**PROBLEM DETAILS**.
In the entries that follow, identify the line containing "Convert this document image to plain text." and return it together with all later lines, exactly as they appear.

**Stored records**.
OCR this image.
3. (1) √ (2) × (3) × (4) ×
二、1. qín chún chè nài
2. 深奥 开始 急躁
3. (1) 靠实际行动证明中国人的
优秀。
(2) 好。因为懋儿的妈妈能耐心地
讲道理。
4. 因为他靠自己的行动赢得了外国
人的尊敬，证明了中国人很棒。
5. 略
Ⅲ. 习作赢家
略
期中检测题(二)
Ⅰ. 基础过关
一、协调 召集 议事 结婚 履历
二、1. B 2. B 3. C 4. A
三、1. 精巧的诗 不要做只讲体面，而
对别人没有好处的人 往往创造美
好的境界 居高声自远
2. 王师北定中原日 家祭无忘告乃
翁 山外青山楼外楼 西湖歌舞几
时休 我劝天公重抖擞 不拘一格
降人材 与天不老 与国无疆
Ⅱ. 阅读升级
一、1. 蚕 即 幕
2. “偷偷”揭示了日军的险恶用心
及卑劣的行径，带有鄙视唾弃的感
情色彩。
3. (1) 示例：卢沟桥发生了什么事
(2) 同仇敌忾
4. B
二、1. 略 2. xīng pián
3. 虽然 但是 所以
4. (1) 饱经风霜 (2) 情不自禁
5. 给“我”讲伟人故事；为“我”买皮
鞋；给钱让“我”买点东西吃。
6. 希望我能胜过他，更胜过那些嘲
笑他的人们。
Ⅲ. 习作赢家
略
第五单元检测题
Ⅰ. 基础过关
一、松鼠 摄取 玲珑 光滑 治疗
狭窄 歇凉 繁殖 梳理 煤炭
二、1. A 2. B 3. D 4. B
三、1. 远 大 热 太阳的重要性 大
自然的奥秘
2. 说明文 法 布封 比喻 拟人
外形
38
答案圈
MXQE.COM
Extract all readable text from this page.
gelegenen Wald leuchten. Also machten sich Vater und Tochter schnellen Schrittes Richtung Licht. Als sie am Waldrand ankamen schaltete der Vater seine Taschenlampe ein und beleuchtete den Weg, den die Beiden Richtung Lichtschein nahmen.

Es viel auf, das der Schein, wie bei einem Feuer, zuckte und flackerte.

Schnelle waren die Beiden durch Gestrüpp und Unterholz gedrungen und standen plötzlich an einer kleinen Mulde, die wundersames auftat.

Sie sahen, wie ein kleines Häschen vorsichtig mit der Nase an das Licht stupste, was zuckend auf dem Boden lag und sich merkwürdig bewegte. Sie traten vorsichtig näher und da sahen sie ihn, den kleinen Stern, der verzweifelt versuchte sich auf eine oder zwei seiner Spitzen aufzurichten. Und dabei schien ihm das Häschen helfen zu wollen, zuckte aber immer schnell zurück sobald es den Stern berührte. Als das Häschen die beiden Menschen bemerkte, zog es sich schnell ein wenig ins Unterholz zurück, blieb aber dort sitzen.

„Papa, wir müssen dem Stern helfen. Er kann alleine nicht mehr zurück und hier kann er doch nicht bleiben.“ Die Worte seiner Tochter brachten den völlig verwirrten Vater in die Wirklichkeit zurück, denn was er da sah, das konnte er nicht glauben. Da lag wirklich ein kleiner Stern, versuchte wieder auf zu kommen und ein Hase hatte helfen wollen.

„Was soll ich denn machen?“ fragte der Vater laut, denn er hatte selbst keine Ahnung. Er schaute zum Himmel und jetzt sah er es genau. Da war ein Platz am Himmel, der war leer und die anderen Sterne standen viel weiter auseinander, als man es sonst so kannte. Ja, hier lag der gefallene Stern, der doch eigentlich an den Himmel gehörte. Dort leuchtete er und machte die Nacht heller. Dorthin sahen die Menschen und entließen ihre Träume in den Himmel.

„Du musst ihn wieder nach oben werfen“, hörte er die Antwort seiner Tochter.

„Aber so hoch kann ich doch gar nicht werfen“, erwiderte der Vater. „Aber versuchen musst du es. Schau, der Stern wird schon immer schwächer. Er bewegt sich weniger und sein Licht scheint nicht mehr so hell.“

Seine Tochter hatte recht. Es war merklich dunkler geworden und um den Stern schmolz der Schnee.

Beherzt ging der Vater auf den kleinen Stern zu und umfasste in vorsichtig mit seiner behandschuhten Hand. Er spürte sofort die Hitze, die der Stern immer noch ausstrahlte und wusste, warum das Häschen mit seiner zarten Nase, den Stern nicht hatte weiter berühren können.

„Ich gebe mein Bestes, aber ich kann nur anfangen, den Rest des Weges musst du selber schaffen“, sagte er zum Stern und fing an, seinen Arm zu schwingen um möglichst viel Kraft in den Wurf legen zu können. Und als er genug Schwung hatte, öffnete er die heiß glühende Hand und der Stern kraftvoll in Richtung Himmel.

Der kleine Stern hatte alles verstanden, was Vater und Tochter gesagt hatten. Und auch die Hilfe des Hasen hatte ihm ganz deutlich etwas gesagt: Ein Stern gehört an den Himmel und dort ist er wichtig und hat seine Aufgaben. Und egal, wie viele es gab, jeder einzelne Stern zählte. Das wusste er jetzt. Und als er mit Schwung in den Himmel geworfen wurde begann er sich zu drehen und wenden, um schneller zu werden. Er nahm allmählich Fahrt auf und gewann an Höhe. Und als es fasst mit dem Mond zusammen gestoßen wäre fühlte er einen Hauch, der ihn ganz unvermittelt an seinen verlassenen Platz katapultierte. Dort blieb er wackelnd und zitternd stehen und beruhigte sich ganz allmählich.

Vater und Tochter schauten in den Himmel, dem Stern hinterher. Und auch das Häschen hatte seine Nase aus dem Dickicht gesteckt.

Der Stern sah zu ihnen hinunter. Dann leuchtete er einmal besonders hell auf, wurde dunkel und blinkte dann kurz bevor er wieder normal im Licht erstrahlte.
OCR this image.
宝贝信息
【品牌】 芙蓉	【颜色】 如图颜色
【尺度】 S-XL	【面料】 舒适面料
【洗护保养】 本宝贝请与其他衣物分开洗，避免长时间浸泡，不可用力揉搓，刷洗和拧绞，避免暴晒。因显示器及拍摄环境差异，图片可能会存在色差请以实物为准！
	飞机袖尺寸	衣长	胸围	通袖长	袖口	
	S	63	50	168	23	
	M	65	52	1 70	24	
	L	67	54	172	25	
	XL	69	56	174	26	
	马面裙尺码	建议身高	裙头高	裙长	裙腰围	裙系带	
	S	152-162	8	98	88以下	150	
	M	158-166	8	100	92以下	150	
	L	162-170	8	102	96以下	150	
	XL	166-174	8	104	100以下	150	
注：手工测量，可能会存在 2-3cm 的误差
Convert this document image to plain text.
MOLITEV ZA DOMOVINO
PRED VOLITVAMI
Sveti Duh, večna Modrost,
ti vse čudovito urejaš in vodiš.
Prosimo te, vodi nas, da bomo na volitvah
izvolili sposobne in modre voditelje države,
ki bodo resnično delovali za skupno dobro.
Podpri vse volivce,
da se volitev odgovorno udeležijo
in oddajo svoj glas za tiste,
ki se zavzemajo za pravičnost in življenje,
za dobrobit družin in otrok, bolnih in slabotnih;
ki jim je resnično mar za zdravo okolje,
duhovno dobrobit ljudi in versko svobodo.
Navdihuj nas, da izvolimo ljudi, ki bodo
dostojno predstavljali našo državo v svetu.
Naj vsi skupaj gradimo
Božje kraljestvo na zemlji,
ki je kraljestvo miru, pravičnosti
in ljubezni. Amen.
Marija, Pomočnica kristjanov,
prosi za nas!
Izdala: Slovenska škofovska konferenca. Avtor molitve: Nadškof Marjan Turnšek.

**SOLUTION**.
Convert this document image to plain text.
MOLITEV ZA DOMOVINO
PRED VOLITVAMI
Sveti Duh, večna Modrost,
ti vse čudovito urejaš in vodiš.
Prosimo te, vodi nas, da bomo na volitvah
izvolili sposobne in modre voditelje države,
ki bodo resnično delovali za skupno dobro.
Podpri vse volivce,
da se volitev odgovorno udeležijo
in oddajo svoj glas za tiste,
ki se zavzemajo za pravičnost in življenje,
za dobrobit družin in otrok, bolnih in slabotnih;
ki jim je resnično mar za zdravo okolje,
duhovno dobrobit ljudi in versko svobodo.
Navdihuj nas, da izvolimo ljudi, ki bodo
dostojno predstavljali našo državo v svetu.
Naj vsi skupaj gradimo
Božje kraljestvo na zemlji,
ki je kraljestvo miru, pravičnosti
in ljubezni. Amen.
Marija, Pomočnica kristjanov,
prosi za nas!
Izdala: Slovenska škofovska konferenca. Avtor molitve: Nadškof Marjan Turnšek.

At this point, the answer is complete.